** Start of WORKING DATA **

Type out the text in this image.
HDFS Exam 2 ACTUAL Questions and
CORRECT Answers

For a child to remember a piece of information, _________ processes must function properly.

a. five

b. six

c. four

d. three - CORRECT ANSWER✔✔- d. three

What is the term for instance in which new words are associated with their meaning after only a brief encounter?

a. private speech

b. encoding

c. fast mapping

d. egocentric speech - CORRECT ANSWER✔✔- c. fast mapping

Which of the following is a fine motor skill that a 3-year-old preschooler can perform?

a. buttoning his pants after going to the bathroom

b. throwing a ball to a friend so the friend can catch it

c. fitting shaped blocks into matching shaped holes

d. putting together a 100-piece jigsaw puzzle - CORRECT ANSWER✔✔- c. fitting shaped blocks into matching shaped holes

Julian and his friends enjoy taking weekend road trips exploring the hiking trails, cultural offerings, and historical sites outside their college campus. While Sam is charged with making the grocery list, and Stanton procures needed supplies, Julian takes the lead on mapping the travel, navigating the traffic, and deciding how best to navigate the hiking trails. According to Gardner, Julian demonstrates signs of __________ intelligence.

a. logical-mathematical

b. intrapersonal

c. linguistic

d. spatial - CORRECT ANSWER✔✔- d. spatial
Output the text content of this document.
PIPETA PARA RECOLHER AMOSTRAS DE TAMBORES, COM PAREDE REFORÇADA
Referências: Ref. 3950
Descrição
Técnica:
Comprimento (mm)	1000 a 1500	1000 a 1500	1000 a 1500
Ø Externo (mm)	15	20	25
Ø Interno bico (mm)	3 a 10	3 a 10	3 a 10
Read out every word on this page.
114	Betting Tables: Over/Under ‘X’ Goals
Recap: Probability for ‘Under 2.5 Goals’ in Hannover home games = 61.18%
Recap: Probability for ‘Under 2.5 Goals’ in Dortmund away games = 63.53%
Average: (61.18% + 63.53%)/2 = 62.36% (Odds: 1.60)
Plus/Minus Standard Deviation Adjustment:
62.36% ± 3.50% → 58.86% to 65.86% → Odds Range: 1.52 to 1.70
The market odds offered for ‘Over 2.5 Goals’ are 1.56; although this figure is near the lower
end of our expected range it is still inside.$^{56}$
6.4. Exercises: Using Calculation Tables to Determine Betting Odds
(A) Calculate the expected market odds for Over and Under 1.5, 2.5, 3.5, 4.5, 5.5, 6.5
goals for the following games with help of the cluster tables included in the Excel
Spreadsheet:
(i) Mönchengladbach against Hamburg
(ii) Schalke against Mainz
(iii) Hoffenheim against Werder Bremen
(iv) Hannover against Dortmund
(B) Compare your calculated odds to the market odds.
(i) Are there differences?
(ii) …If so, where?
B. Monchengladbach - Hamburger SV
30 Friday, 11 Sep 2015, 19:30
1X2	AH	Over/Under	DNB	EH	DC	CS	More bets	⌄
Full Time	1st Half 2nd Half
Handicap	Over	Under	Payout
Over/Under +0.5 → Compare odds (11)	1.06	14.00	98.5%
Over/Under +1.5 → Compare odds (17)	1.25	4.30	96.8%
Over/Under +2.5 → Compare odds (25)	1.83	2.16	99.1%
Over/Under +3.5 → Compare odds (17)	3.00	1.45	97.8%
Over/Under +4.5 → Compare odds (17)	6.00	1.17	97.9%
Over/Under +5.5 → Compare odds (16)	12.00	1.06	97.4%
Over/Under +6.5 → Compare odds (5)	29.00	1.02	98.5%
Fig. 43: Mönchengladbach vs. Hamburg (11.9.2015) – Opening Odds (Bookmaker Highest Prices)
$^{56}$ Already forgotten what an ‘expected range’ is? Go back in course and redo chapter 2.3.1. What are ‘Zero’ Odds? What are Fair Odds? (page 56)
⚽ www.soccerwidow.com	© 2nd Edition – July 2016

** End of WORKING DATA **

Look through the records and gather every line containing "Betting".

114	Betting Tables: Over/Under ‘X’ Goals
6.4. Exercises: Using Calculation Tables to Determine Betting Odds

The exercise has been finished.